TASK TO COMPLETE — Your task is to repeat the lines below exactly, excluding any pictures they contain.

╭─ GIVEN INFORMATION

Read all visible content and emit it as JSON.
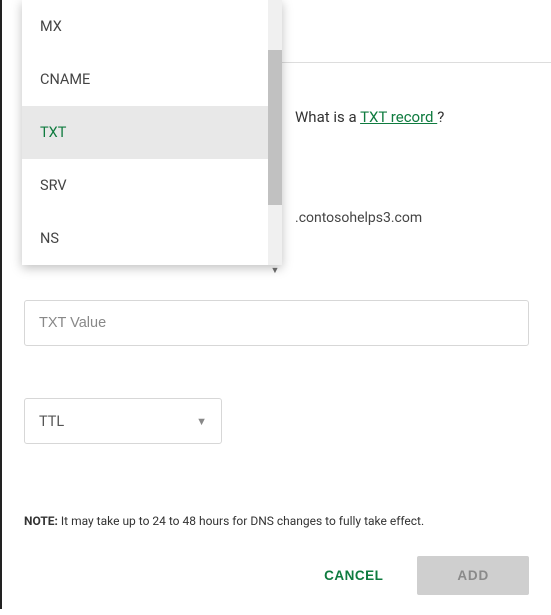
{
  "dropdown": {
    "items": [
      "MX",
      "CNAME",
      "TXT",
      "SRV",
      "NS"
    ],
    "selected_index": 2
  },
  "info": {
    "prefix": "What is a ",
    "link_text": "TXT record ",
    "suffix": "?"
  },
  "domain_suffix": ".contosohelps3.com",
  "txt_value": {
    "placeholder": "TXT Value",
    "value": ""
  },
  "ttl": {
    "label": "TTL"
  },
  "note": {
    "label": "NOTE:",
    "text": " It may take up to 24 to 48 hours for DNS changes to fully take effect."
  },
  "buttons": {
    "cancel": "CANCEL",
    "add": "ADD"
  }
}
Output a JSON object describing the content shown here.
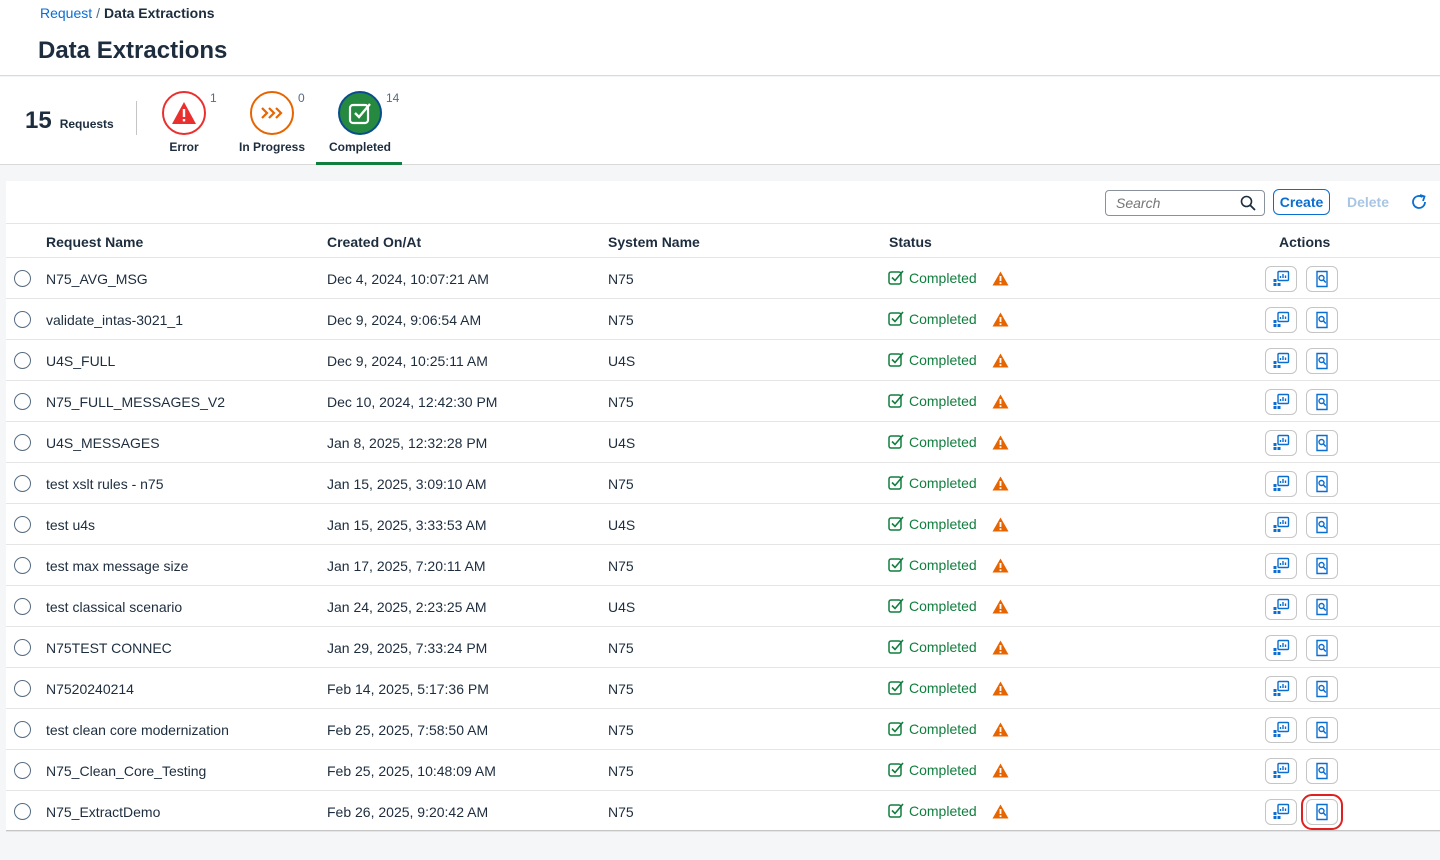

╰─

TASK RESPONSE —
Read all visible content and emit it as JSON.
{
  "dropdown": {
    "items": [
      "MX",
      "CNAME",
      "TXT",
      "SRV",
      "NS"
    ],
    "selected_index": 2
  },
  "info": {
    "prefix": "What is a ",
    "link_text": "TXT record ",
    "suffix": "?"
  },
  "domain_suffix": ".contosohelps3.com",
  "txt_value": {
    "placeholder": "TXT Value",
    "value": ""
  },
  "ttl": {
    "label": "TTL"
  },
  "note": {
    "label": "NOTE:",
    "text": " It may take up to 24 to 48 hours for DNS changes to fully take effect."
  },
  "buttons": {
    "cancel": "CANCEL",
    "add": "ADD"
  }
}
Output a JSON object describing the content shown here.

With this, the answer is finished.